Уроки истории родного края мальчик в изобилии получал от людей, хранивших устные предания о давних событиях. Торопец, в прошлом богатый торговый город, отражавший натиск врагов с Запада, сейчас был захолустным уездным городком с тихими кривыми улочками. Но интересного в нем все-таки было много — и «поклонные» горы, где в языческие времена стояли идолы и древние кумирницы, и остатки земляных укреплений «Малого городища», и девятнадцать церквей, столпившихся в центре города. От стариков можно было услышать захватывающие и увлекательные рассказы о битвах с Литвою (так в старину называли Польшу), об истории города, об Александре Невском, который не раз отбивал атаки ляхов. (Одно из сражений происходило на самом берегу озера Жисцы, того самого, где была усадьба отца Модеста.) История оживала, становилась близкой и реальной, и уже по-новому смотрел Мусоргский и на развалины старого Кремля, и на остатки старинных боевых укреплений. Романтика прошлого будоражила воображение.
В праздничные дни Торопец радовал глаз красками старинных национальных костюмов на гуляньях и хороводах; а русские песни Модест мог слушать часами. Любили мальчики смотреть в городе «камедь» — комедию, кукольный марионеточный спектакль, в котором действующими лицами были барин, приказчик, писарь, судья, купец, монах; каждый из них получал едкую сатирическую характеристику. Хлесткие стихи так метко передавали облик каждого типажа, что зрители покатывались со смеху. Модест был также в восторге и каждый вечер бежал смотреть спектакль, тем более что в Торопце в то время по праздникам давали такие «спектакли» около десяти раешников. У одних был кукольный театр, у других — «бумажная камедь», или «китайские тени». По примеру «бумажной камеди» Модест дома и сам сделал «камедь», которую и показывал в детской, повторяя прибаутки городских раешников. Вскоре он смастерил и другую, для которой вырезал из бумаги новые фигуры, изображающие некоторых соседей-помещиков и кое-кого из дворни. Изображение и реплики героев были настолько сходны с прототипами, что зрители восторгались и удивлялись такой наблюдательности мальчика.

▸ **ПРОВЕРЬТЕ ПОНИМАНИЕ**
1. Как, согласно фрагменту о детстве Мусоргского в Торопце, в старину называли Польшу?
2. Допишите следующую часть фрагмента о детстве Мусоргского в Торопце, начав сразу после его последнего предложения.
Данные здесь никак не используются.

▸ **ИСХОДНЫЕ ДАННЫЕ**

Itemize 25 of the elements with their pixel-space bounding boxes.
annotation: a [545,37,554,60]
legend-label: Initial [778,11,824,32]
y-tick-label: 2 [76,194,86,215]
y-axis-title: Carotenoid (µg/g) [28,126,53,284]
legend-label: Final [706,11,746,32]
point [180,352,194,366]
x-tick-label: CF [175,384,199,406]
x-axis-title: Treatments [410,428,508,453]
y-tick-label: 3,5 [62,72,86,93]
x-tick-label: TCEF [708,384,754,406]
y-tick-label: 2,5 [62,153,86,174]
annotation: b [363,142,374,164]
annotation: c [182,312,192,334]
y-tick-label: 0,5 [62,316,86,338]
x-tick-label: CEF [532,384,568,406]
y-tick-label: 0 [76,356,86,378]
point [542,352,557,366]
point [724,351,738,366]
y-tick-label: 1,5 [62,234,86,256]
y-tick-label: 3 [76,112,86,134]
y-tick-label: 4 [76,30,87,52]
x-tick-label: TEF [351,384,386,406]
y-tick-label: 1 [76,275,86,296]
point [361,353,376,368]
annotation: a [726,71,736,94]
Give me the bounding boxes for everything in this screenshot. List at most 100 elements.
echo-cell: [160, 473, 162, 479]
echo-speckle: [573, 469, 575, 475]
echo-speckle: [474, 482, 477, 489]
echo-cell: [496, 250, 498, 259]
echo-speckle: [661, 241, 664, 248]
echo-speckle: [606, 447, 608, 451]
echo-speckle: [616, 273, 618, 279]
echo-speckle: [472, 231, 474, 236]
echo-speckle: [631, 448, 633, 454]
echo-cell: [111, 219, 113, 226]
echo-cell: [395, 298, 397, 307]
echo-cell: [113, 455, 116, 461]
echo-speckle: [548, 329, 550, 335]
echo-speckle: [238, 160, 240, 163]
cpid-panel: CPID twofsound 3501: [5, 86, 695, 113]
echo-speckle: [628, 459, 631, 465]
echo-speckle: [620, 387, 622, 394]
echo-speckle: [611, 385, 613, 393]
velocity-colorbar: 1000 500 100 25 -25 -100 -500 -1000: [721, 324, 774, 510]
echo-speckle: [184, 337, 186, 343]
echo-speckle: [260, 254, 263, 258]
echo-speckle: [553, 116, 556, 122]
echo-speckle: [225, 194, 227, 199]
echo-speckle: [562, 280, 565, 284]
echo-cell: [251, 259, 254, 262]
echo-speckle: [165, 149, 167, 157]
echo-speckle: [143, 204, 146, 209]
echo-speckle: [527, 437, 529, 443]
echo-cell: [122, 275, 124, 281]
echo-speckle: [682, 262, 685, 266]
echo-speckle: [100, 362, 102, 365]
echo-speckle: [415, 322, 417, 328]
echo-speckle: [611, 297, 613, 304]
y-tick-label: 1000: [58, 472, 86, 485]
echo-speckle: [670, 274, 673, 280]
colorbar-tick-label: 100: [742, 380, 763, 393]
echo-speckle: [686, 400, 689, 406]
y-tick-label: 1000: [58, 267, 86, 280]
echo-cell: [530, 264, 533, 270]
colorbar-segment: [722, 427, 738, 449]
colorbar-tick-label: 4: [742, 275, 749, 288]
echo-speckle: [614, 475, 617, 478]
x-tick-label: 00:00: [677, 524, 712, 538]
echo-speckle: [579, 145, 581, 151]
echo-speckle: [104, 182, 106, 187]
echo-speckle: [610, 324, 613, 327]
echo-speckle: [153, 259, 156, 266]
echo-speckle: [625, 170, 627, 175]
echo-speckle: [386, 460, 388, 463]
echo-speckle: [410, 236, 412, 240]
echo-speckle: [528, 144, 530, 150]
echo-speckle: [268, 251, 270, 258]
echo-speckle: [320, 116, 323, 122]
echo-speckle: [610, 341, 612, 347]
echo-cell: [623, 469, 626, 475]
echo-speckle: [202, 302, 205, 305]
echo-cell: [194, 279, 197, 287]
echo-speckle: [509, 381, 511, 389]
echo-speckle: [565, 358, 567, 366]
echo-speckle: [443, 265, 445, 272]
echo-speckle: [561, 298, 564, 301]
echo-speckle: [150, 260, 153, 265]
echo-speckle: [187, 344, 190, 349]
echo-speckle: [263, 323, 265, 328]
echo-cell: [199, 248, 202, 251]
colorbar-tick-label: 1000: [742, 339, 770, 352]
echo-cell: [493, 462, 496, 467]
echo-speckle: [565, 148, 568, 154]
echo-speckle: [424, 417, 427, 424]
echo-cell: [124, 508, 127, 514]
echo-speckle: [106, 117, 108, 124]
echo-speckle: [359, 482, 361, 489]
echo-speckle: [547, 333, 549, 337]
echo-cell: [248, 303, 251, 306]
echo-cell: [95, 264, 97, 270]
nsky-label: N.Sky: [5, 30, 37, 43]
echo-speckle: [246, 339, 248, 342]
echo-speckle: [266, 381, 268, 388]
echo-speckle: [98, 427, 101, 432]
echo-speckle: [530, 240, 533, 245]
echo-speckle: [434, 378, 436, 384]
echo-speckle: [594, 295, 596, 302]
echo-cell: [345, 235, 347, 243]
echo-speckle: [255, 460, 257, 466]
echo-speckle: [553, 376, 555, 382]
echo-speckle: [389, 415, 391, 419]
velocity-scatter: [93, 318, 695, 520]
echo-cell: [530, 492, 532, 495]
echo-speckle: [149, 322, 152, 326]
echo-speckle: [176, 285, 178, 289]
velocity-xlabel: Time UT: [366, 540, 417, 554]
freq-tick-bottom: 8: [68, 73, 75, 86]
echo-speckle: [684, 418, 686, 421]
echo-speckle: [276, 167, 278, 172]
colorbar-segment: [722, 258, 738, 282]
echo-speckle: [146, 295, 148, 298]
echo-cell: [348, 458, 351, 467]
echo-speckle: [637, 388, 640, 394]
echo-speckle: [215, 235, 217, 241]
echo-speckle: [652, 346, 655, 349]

▸ **ОТВЕТЫ К ЗАДАНИЯМ**
1. Польшу в старину называли Литвою.

2.
Однако отец не разделял всеобщей радости: увлечение младшего сына простонародными забавами не очень ему нравилось — ведь он готовил детей к военной и светской карьере. В гвардейскую школу можно было определить мальчиков с тринадцати лет, а Модесту было только десять. Отцу порекомендовали «Петершуле» — Петропавловскую школу, в которой преподавание велось исключительно на немецком языке. В надежде, что строгие порядки дадут другое направление развитию Модеста и вытеснят из его головы раешные присказки, отец остановил свой выбор на этой школе.
В общем, вопрос об образовании был решен. К тому же отец рассчитывал, что, живя в пансионе, Модест сможет продолжать и музыкальные занятия — брать уроки музыки у лучших петербургских преподавателей. Летом 1849 года Петр Алексеевич с сыновьями выехал в Петербург, и в августе они прибыли в столицу.